◆ Aim ◆
Copy all the material below, exactly as it stands.

◆ Supplied material ◆
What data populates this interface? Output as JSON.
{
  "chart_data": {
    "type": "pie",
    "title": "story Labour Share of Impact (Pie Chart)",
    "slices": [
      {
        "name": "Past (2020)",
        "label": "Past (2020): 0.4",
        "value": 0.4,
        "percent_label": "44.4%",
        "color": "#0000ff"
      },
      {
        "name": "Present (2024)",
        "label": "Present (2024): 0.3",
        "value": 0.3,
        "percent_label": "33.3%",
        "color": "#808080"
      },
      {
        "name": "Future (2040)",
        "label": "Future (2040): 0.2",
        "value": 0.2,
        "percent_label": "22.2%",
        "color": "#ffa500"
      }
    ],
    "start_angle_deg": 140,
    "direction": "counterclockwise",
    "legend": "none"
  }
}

◆ Task response ◆
What data populates this interface? Output as JSON.
{
  "chart_data": {
    "type": "pie",
    "title": "story Labour Share of Impact (Pie Chart)",
    "slices": [
      {
        "name": "Past (2020)",
        "label": "Past (2020): 0.4",
        "value": 0.4,
        "percent_label": "44.4%",
        "color": "#0000ff"
      },
      {
        "name": "Present (2024)",
        "label": "Present (2024): 0.3",
        "value": 0.3,
        "percent_label": "33.3%",
        "color": "#808080"
      },
      {
        "name": "Future (2040)",
        "label": "Future (2040): 0.2",
        "value": 0.2,
        "percent_label": "22.2%",
        "color": "#ffa500"
      }
    ],
    "start_angle_deg": 140,
    "direction": "counterclockwise",
    "legend": "none"
  }
}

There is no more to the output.